__Description of the task__:
Copy out each line that mentions the word "provide".

__Given data__:
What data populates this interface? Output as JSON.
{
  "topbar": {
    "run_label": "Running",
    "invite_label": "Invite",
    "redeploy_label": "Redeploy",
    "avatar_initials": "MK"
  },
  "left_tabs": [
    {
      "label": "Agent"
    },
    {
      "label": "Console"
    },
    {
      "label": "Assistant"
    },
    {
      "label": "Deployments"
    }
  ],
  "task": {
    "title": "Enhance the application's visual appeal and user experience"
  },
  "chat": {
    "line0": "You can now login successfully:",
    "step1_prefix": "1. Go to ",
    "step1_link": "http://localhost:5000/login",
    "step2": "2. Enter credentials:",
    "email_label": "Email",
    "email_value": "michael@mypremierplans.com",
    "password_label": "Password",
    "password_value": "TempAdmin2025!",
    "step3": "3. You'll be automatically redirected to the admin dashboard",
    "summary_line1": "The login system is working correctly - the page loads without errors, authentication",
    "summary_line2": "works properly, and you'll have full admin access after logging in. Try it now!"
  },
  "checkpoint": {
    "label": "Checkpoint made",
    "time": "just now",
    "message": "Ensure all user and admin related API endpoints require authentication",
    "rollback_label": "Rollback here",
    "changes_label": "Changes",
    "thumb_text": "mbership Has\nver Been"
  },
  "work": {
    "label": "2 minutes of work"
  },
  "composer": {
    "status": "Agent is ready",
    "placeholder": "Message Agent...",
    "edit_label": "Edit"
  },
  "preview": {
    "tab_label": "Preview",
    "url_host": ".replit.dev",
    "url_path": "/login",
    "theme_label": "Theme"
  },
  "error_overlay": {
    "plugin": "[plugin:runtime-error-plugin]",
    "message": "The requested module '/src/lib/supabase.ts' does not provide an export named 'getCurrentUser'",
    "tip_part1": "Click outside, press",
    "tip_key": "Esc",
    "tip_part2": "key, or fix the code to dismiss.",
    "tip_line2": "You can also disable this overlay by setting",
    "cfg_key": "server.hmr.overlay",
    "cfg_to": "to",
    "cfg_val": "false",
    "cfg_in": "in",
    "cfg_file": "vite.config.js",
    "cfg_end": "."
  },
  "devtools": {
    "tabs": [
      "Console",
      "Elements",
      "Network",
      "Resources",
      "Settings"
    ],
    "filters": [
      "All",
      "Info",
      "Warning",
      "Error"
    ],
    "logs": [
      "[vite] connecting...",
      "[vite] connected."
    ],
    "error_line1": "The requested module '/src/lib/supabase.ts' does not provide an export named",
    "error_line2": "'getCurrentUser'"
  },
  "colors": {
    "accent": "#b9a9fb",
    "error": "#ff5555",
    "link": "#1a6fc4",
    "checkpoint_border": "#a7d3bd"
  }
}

__Full answer__:
    "message": "The requested module '/src/lib/supabase.ts' does not provide an export named 'getCurrentUser'",
    "error_line1": "The requested module '/src/lib/supabase.ts' does not provide an export named",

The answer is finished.